--- begin Record excerpts ---

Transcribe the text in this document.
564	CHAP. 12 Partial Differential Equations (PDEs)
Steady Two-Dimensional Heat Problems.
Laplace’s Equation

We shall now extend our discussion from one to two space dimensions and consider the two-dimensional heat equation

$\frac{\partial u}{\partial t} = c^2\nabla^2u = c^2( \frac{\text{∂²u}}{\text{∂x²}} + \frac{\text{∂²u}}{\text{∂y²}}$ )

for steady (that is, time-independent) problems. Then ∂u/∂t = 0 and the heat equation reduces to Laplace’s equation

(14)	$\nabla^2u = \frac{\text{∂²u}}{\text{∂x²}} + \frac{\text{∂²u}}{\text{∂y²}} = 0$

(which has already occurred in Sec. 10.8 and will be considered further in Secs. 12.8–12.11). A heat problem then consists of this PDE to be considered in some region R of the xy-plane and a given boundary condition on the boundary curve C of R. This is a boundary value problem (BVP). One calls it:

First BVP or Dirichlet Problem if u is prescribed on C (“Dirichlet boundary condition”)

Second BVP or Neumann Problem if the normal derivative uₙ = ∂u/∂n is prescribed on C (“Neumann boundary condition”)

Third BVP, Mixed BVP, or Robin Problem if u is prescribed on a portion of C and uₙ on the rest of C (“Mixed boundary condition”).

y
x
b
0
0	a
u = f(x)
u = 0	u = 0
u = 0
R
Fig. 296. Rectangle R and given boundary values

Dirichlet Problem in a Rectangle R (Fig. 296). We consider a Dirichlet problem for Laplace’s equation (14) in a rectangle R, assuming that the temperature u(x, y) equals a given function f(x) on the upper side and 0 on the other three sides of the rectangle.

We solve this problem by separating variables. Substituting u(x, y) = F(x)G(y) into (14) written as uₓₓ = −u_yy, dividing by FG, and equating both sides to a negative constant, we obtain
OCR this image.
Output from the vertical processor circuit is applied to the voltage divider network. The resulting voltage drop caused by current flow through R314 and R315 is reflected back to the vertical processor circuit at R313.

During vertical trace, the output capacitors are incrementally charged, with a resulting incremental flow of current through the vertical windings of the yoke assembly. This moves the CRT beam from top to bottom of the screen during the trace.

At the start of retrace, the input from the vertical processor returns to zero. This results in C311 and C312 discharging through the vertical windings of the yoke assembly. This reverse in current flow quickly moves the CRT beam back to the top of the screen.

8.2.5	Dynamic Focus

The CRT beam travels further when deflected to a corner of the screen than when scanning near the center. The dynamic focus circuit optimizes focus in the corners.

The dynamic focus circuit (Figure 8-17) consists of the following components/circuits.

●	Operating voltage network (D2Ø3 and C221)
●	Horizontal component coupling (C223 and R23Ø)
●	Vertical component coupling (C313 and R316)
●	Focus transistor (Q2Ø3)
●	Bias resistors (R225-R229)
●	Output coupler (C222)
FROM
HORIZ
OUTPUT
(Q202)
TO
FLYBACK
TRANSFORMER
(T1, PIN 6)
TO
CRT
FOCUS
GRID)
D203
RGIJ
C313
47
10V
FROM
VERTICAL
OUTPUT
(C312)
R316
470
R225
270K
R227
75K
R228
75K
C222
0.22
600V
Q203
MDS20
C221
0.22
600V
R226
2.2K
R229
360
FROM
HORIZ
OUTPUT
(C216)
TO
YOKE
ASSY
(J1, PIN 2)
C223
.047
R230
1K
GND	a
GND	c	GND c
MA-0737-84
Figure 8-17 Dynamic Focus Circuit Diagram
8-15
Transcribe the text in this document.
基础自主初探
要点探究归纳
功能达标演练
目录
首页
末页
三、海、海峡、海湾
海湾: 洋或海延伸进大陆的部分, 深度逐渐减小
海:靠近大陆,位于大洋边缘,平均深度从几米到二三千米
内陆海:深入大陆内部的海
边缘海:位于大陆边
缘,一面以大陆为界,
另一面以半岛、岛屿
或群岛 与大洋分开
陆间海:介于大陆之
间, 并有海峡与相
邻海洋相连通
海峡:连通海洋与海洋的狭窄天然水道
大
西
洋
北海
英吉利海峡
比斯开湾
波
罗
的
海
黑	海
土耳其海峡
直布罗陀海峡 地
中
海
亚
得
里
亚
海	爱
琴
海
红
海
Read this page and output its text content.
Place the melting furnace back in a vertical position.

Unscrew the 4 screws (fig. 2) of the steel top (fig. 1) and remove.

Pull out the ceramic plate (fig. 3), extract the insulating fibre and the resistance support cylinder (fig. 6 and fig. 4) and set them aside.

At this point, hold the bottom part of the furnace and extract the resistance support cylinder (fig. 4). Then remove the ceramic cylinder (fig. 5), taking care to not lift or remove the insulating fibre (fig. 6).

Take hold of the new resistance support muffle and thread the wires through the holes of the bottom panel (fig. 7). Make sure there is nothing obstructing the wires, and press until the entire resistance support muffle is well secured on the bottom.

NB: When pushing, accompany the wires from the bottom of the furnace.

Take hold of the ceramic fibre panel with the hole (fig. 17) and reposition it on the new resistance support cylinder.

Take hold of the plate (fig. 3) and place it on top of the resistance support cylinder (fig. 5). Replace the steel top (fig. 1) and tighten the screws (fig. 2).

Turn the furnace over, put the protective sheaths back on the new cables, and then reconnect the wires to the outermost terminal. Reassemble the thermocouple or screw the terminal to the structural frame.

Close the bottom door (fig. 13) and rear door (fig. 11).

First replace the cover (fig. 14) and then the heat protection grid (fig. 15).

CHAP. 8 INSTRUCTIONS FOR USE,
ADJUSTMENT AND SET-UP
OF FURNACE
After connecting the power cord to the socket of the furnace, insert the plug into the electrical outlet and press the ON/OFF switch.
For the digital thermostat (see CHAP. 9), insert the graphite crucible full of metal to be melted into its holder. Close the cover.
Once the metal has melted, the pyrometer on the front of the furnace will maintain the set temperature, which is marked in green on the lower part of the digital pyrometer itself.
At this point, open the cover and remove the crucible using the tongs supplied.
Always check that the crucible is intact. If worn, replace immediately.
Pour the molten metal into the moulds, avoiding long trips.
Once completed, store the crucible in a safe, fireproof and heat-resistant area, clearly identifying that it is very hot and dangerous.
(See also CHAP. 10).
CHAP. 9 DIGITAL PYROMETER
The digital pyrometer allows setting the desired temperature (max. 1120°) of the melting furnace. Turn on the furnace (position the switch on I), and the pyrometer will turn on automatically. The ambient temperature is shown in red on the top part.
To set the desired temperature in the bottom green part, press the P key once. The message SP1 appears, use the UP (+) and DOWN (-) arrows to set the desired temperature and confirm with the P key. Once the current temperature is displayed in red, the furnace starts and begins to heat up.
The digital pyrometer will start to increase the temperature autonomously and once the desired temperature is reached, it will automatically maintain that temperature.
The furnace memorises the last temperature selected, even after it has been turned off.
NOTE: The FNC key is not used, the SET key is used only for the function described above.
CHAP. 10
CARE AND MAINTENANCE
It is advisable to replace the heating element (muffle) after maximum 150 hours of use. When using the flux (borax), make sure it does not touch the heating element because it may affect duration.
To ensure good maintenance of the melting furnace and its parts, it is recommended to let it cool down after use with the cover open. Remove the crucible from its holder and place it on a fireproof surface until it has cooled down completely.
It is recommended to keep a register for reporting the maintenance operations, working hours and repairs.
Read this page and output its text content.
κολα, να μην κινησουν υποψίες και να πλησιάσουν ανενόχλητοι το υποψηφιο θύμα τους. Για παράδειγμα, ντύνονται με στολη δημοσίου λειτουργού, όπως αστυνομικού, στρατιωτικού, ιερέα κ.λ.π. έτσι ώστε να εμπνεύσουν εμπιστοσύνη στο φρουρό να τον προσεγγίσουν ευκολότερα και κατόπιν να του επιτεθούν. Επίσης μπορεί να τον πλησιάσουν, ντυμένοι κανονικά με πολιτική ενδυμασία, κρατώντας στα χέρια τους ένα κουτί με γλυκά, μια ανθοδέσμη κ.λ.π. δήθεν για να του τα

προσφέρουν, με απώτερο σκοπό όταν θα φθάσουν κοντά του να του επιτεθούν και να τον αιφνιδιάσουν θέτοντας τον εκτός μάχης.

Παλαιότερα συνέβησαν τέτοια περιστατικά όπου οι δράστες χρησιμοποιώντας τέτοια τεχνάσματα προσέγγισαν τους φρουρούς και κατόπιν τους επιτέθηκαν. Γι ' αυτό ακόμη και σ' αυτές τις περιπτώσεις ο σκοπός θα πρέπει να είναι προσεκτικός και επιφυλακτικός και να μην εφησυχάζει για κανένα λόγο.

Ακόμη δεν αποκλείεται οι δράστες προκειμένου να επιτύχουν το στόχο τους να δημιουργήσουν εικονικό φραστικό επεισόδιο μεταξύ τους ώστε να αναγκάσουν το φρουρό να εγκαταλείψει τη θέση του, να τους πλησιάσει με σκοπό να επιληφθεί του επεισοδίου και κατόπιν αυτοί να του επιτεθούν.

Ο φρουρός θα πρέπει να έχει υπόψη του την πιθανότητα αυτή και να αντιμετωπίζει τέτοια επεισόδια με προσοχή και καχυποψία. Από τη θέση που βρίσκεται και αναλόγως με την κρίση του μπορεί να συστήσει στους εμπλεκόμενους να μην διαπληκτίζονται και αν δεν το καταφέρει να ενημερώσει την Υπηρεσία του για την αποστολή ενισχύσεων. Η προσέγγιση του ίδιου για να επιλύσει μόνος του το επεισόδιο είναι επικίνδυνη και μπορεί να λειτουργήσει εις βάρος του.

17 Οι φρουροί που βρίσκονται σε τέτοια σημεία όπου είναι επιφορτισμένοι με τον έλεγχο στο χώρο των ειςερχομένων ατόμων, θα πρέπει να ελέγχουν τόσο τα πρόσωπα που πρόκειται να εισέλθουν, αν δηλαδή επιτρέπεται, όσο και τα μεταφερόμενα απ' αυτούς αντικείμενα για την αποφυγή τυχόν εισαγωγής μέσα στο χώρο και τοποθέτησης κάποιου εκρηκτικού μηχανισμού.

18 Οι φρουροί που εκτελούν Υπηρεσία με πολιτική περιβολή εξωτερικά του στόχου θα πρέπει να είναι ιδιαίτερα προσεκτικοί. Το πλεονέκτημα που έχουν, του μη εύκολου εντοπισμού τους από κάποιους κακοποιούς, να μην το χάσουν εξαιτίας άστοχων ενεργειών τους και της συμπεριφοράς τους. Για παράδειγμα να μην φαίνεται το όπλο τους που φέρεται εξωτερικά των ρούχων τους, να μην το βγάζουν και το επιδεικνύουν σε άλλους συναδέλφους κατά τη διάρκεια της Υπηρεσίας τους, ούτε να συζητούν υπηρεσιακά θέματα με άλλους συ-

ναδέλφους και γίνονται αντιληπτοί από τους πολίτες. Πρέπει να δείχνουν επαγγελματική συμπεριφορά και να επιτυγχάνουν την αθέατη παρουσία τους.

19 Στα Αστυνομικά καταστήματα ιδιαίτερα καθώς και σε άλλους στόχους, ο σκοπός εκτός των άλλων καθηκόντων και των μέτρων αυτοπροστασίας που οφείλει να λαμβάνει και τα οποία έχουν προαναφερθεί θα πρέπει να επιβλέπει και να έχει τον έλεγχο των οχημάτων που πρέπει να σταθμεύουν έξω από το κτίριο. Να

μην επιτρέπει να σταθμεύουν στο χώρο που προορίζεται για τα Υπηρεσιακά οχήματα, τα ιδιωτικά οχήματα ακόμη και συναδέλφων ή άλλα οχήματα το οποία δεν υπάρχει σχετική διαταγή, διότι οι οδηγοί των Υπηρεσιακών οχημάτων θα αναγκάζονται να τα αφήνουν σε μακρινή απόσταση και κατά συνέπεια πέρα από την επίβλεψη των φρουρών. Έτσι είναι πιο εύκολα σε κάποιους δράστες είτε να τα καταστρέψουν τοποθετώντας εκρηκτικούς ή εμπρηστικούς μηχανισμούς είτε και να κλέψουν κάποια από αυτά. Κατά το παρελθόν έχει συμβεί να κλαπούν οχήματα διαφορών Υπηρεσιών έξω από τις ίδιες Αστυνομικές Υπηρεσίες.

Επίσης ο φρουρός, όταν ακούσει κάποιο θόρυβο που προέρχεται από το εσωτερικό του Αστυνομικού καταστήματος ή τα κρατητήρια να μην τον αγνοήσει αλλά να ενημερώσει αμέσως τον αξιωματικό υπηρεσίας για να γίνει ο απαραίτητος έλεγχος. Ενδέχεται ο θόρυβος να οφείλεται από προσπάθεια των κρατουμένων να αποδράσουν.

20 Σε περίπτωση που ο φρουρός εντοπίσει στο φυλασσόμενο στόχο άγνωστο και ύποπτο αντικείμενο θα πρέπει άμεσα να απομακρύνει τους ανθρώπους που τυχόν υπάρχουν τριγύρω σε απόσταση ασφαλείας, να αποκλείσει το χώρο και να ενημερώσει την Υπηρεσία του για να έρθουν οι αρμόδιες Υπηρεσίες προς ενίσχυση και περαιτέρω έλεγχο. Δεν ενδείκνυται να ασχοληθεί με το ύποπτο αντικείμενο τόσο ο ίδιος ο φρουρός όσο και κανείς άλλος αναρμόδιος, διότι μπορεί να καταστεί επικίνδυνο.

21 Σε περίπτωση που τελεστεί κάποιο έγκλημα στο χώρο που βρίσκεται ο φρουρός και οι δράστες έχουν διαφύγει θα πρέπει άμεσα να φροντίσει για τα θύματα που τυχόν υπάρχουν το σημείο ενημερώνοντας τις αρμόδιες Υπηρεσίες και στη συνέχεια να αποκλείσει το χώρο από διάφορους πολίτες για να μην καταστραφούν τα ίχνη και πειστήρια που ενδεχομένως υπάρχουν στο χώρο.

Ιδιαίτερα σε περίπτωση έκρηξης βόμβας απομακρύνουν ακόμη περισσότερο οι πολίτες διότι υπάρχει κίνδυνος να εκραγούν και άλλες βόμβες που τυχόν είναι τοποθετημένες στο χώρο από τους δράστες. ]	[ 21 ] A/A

--- end Record excerpts ---

◆ The exercise: Select and copy every line of the listing with the word "insulating".

◆ Correct output:
Pull out the ceramic plate (fig. 3), extract the insulating fibre and the resistance support cylinder (fig. 6 and fig. 4) and set them aside.
At this point, hold the bottom part of the furnace and extract the resistance support cylinder (fig. 4). Then remove the ceramic cylinder (fig. 5), taking care to not lift or remove the insulating fibre (fig. 6).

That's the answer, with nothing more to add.